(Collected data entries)
┌──

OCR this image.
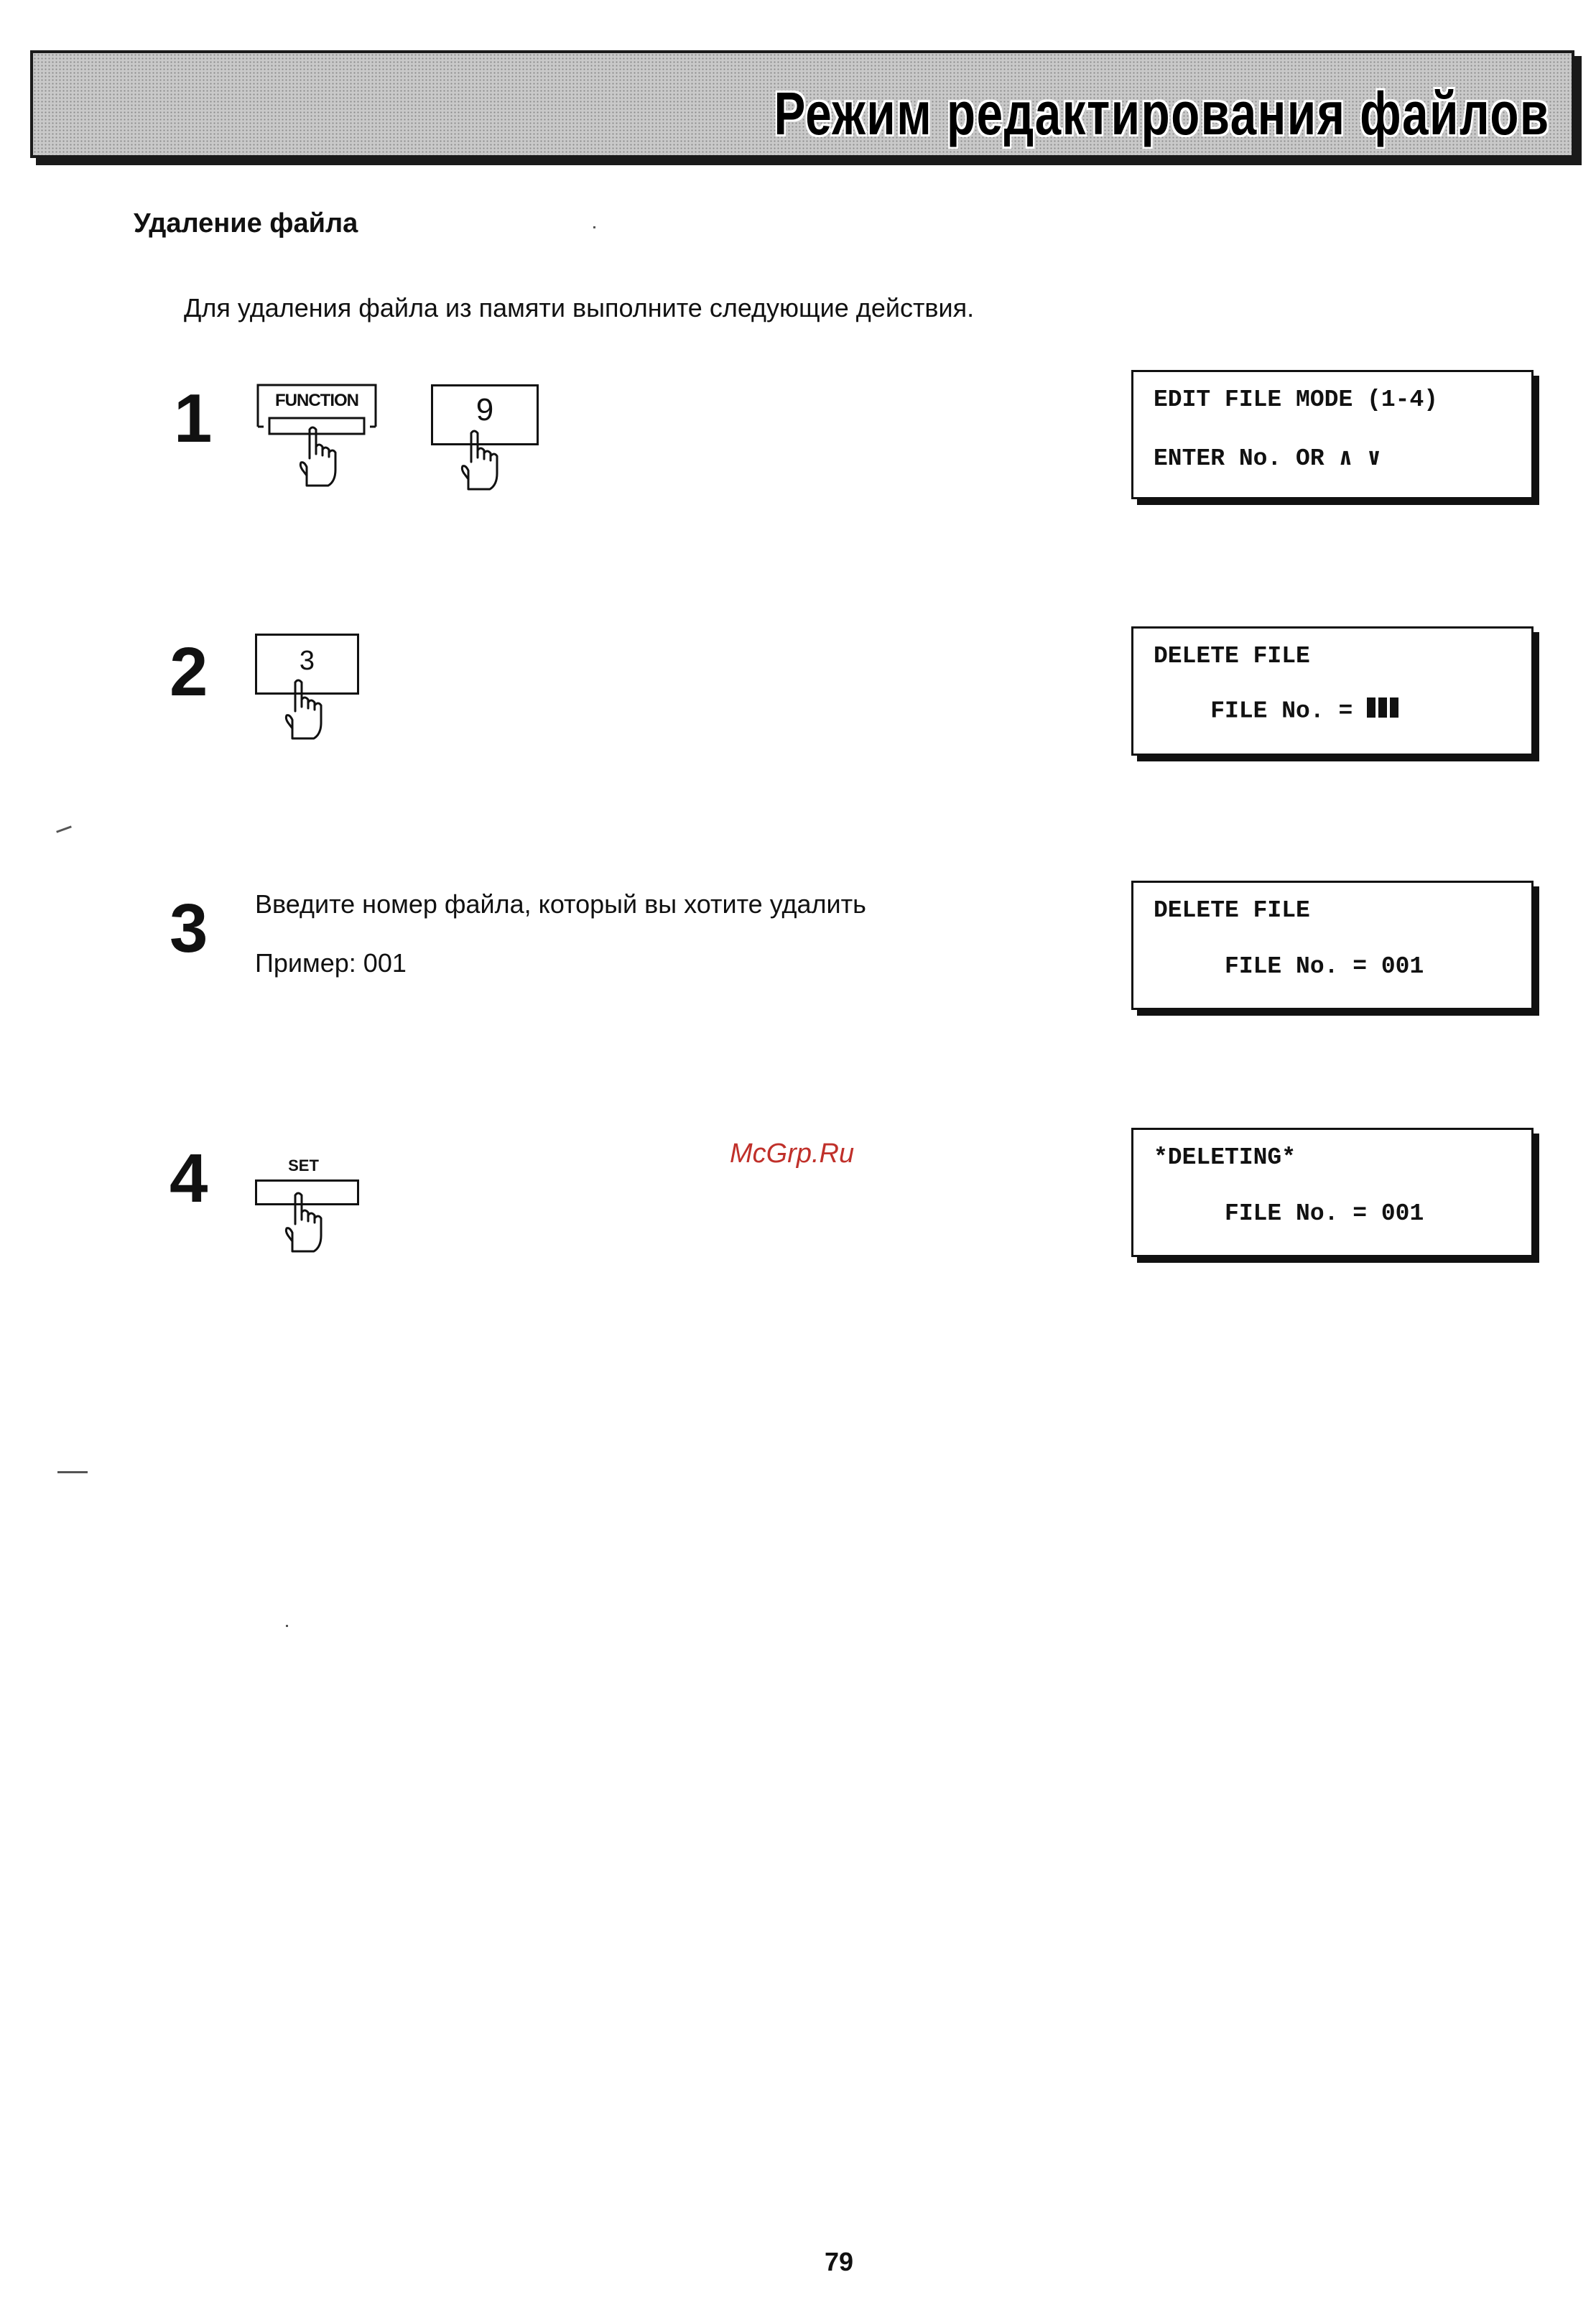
Режим редактирования файлов
Удаление файла
Для удаления файла из памяти выполните следующие действия.
1	FUNCTION	9	EDIT FILE MODE (1-4)
ENTER No. OR ∧ ∨
2	3	DELETE FILE
FILE No. =
3 Введите номер файла, который вы хотите удалить
Пример: 001
DELETE FILE
FILE No. = 001
4	SET	McGrp.Ru	*DELETING*
FILE No. = 001
79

└──

For this exercise, gather every line of the data that contains the word "файла".

COMPLETED EXERCISE:
Удаление файла
Для удаления файла из памяти выполните следующие действия.
3 Введите номер файла, который вы хотите удалить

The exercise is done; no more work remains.